---------- MATERIAL PROVIDED ----------
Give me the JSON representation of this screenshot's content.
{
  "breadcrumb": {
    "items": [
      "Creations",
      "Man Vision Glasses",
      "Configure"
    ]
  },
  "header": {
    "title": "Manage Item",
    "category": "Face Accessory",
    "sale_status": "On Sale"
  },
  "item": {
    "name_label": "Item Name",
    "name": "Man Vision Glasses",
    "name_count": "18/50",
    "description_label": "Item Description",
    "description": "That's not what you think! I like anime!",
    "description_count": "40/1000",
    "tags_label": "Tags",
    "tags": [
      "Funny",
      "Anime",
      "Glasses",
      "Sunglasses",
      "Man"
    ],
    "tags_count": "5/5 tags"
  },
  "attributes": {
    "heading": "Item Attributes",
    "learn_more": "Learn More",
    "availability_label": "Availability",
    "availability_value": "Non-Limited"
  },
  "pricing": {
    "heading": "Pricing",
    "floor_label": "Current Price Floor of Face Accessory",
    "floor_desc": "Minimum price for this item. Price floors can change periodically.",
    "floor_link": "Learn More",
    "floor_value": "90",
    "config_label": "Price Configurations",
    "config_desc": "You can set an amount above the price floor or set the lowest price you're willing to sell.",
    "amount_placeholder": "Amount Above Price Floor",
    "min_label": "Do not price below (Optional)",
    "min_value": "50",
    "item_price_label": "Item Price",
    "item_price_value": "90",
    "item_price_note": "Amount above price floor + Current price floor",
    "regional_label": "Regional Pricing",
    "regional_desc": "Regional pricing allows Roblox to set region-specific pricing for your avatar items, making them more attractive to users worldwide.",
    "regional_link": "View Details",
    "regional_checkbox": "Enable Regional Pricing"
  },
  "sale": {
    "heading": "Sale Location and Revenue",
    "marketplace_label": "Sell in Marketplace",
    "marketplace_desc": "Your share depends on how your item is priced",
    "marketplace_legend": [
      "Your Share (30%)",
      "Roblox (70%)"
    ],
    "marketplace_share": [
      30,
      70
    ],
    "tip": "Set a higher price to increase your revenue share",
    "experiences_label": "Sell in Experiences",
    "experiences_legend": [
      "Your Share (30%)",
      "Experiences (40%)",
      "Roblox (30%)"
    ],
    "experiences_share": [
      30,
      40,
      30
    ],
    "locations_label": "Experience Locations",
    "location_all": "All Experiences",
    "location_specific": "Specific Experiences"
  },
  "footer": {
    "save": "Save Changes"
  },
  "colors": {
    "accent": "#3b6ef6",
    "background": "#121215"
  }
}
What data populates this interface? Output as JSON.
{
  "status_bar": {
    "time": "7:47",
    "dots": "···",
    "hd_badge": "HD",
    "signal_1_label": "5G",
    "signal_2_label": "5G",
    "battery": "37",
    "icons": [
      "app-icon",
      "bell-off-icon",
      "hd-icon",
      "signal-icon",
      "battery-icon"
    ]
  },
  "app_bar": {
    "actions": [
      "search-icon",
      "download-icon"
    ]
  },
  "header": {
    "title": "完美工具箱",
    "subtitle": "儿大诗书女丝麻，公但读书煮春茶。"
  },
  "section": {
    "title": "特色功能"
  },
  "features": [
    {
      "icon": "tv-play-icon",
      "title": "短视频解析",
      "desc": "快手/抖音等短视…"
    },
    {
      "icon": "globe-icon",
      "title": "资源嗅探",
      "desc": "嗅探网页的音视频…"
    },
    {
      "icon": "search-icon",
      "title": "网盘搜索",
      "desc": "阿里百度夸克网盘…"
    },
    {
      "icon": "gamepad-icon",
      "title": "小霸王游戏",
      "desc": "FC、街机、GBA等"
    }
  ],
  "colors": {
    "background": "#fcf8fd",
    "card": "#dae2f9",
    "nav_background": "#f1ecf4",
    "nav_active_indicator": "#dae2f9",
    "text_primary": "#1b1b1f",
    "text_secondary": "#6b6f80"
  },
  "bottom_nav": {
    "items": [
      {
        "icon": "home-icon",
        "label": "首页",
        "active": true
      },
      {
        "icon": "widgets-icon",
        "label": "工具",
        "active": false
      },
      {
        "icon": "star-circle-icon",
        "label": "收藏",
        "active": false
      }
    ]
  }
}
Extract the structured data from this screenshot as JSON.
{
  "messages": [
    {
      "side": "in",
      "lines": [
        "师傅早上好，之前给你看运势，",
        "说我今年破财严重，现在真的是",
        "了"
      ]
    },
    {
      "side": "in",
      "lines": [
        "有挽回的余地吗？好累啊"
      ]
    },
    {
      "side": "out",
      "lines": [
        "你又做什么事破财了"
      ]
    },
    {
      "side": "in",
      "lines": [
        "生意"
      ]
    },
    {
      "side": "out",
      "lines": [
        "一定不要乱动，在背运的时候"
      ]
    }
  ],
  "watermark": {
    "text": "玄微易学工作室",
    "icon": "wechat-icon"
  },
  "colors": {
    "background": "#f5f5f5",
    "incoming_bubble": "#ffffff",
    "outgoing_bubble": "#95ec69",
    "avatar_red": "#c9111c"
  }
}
----------
:: PROBLEM STATEMENT ::
Write out all of the records above exactly as they appear.

:: COMPLETE RESPONSE ::
Give me the JSON representation of this screenshot's content.
{
  "breadcrumb": {
    "items": [
      "Creations",
      "Man Vision Glasses",
      "Configure"
    ]
  },
  "header": {
    "title": "Manage Item",
    "category": "Face Accessory",
    "sale_status": "On Sale"
  },
  "item": {
    "name_label": "Item Name",
    "name": "Man Vision Glasses",
    "name_count": "18/50",
    "description_label": "Item Description",
    "description": "That's not what you think! I like anime!",
    "description_count": "40/1000",
    "tags_label": "Tags",
    "tags": [
      "Funny",
      "Anime",
      "Glasses",
      "Sunglasses",
      "Man"
    ],
    "tags_count": "5/5 tags"
  },
  "attributes": {
    "heading": "Item Attributes",
    "learn_more": "Learn More",
    "availability_label": "Availability",
    "availability_value": "Non-Limited"
  },
  "pricing": {
    "heading": "Pricing",
    "floor_label": "Current Price Floor of Face Accessory",
    "floor_desc": "Minimum price for this item. Price floors can change periodically.",
    "floor_link": "Learn More",
    "floor_value": "90",
    "config_label": "Price Configurations",
    "config_desc": "You can set an amount above the price floor or set the lowest price you're willing to sell.",
    "amount_placeholder": "Amount Above Price Floor",
    "min_label": "Do not price below (Optional)",
    "min_value": "50",
    "item_price_label": "Item Price",
    "item_price_value": "90",
    "item_price_note": "Amount above price floor + Current price floor",
    "regional_label": "Regional Pricing",
    "regional_desc": "Regional pricing allows Roblox to set region-specific pricing for your avatar items, making them more attractive to users worldwide.",
    "regional_link": "View Details",
    "regional_checkbox": "Enable Regional Pricing"
  },
  "sale": {
    "heading": "Sale Location and Revenue",
    "marketplace_label": "Sell in Marketplace",
    "marketplace_desc": "Your share depends on how your item is priced",
    "marketplace_legend": [
      "Your Share (30%)",
      "Roblox (70%)"
    ],
    "marketplace_share": [
      30,
      70
    ],
    "tip": "Set a higher price to increase your revenue share",
    "experiences_label": "Sell in Experiences",
    "experiences_legend": [
      "Your Share (30%)",
      "Experiences (40%)",
      "Roblox (30%)"
    ],
    "experiences_share": [
      30,
      40,
      30
    ],
    "locations_label": "Experience Locations",
    "location_all": "All Experiences",
    "location_specific": "Specific Experiences"
  },
  "footer": {
    "save": "Save Changes"
  },
  "colors": {
    "accent": "#3b6ef6",
    "background": "#121215"
  }
}
What data populates this interface? Output as JSON.
{
  "status_bar": {
    "time": "7:47",
    "dots": "···",
    "hd_badge": "HD",
    "signal_1_label": "5G",
    "signal_2_label": "5G",
    "battery": "37",
    "icons": [
      "app-icon",
      "bell-off-icon",
      "hd-icon",
      "signal-icon",
      "battery-icon"
    ]
  },
  "app_bar": {
    "actions": [
      "search-icon",
      "download-icon"
    ]
  },
  "header": {
    "title": "完美工具箱",
    "subtitle": "儿大诗书女丝麻，公但读书煮春茶。"
  },
  "section": {
    "title": "特色功能"
  },
  "features": [
    {
      "icon": "tv-play-icon",
      "title": "短视频解析",
      "desc": "快手/抖音等短视…"
    },
    {
      "icon": "globe-icon",
      "title": "资源嗅探",
      "desc": "嗅探网页的音视频…"
    },
    {
      "icon": "search-icon",
      "title": "网盘搜索",
      "desc": "阿里百度夸克网盘…"
    },
    {
      "icon": "gamepad-icon",
      "title": "小霸王游戏",
      "desc": "FC、街机、GBA等"
    }
  ],
  "colors": {
    "background": "#fcf8fd",
    "card": "#dae2f9",
    "nav_background": "#f1ecf4",
    "nav_active_indicator": "#dae2f9",
    "text_primary": "#1b1b1f",
    "text_secondary": "#6b6f80"
  },
  "bottom_nav": {
    "items": [
      {
        "icon": "home-icon",
        "label": "首页",
        "active": true
      },
      {
        "icon": "widgets-icon",
        "label": "工具",
        "active": false
      },
      {
        "icon": "star-circle-icon",
        "label": "收藏",
        "active": false
      }
    ]
  }
}
Extract the structured data from this screenshot as JSON.
{
  "messages": [
    {
      "side": "in",
      "lines": [
        "师傅早上好，之前给你看运势，",
        "说我今年破财严重，现在真的是",
        "了"
      ]
    },
    {
      "side": "in",
      "lines": [
        "有挽回的余地吗？好累啊"
      ]
    },
    {
      "side": "out",
      "lines": [
        "你又做什么事破财了"
      ]
    },
    {
      "side": "in",
      "lines": [
        "生意"
      ]
    },
    {
      "side": "out",
      "lines": [
        "一定不要乱动，在背运的时候"
      ]
    }
  ],
  "watermark": {
    "text": "玄微易学工作室",
    "icon": "wechat-icon"
  },
  "colors": {
    "background": "#f5f5f5",
    "incoming_bubble": "#ffffff",
    "outgoing_bubble": "#95ec69",
    "avatar_red": "#c9111c"
  }
}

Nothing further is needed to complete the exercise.